▶ **The exercise**:
Repeat the material below exactly, line for line.

▶ **Dataset rows**:
::::

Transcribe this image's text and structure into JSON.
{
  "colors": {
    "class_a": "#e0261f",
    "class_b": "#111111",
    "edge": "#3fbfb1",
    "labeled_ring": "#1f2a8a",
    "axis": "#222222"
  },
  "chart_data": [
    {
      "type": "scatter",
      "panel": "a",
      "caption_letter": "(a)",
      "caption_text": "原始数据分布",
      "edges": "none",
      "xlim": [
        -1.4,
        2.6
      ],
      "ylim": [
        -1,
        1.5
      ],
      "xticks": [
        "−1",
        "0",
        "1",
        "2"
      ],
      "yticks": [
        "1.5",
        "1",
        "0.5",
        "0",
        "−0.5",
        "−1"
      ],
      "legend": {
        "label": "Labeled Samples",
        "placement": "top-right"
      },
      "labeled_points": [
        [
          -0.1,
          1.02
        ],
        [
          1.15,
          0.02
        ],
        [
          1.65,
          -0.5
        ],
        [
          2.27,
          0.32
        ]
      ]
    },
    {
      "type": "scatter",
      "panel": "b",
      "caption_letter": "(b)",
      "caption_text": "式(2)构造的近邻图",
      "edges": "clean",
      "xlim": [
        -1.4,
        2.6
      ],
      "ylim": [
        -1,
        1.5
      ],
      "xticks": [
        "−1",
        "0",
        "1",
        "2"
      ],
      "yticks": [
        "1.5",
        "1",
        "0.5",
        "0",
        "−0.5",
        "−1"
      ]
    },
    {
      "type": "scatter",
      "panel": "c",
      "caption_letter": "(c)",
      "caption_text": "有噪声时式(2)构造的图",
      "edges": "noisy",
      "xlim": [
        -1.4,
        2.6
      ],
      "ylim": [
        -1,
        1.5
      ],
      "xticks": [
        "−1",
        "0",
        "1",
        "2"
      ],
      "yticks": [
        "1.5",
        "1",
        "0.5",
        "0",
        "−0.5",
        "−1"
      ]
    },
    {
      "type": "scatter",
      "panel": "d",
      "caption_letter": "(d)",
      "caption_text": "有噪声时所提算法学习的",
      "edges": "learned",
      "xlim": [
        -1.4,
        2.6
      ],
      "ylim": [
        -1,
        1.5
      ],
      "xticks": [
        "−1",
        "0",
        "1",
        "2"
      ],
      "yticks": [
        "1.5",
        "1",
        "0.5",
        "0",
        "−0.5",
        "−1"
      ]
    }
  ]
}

::::

▶ **Reply**:
Transcribe this image's text and structure into JSON.
{
  "colors": {
    "class_a": "#e0261f",
    "class_b": "#111111",
    "edge": "#3fbfb1",
    "labeled_ring": "#1f2a8a",
    "axis": "#222222"
  },
  "chart_data": [
    {
      "type": "scatter",
      "panel": "a",
      "caption_letter": "(a)",
      "caption_text": "原始数据分布",
      "edges": "none",
      "xlim": [
        -1.4,
        2.6
      ],
      "ylim": [
        -1,
        1.5
      ],
      "xticks": [
        "−1",
        "0",
        "1",
        "2"
      ],
      "yticks": [
        "1.5",
        "1",
        "0.5",
        "0",
        "−0.5",
        "−1"
      ],
      "legend": {
        "label": "Labeled Samples",
        "placement": "top-right"
      },
      "labeled_points": [
        [
          -0.1,
          1.02
        ],
        [
          1.15,
          0.02
        ],
        [
          1.65,
          -0.5
        ],
        [
          2.27,
          0.32
        ]
      ]
    },
    {
      "type": "scatter",
      "panel": "b",
      "caption_letter": "(b)",
      "caption_text": "式(2)构造的近邻图",
      "edges": "clean",
      "xlim": [
        -1.4,
        2.6
      ],
      "ylim": [
        -1,
        1.5
      ],
      "xticks": [
        "−1",
        "0",
        "1",
        "2"
      ],
      "yticks": [
        "1.5",
        "1",
        "0.5",
        "0",
        "−0.5",
        "−1"
      ]
    },
    {
      "type": "scatter",
      "panel": "c",
      "caption_letter": "(c)",
      "caption_text": "有噪声时式(2)构造的图",
      "edges": "noisy",
      "xlim": [
        -1.4,
        2.6
      ],
      "ylim": [
        -1,
        1.5
      ],
      "xticks": [
        "−1",
        "0",
        "1",
        "2"
      ],
      "yticks": [
        "1.5",
        "1",
        "0.5",
        "0",
        "−0.5",
        "−1"
      ]
    },
    {
      "type": "scatter",
      "panel": "d",
      "caption_letter": "(d)",
      "caption_text": "有噪声时所提算法学习的",
      "edges": "learned",
      "xlim": [
        -1.4,
        2.6
      ],
      "ylim": [
        -1,
        1.5
      ],
      "xticks": [
        "−1",
        "0",
        "1",
        "2"
      ],
      "yticks": [
        "1.5",
        "1",
        "0.5",
        "0",
        "−0.5",
        "−1"
      ]
    }
  ]
}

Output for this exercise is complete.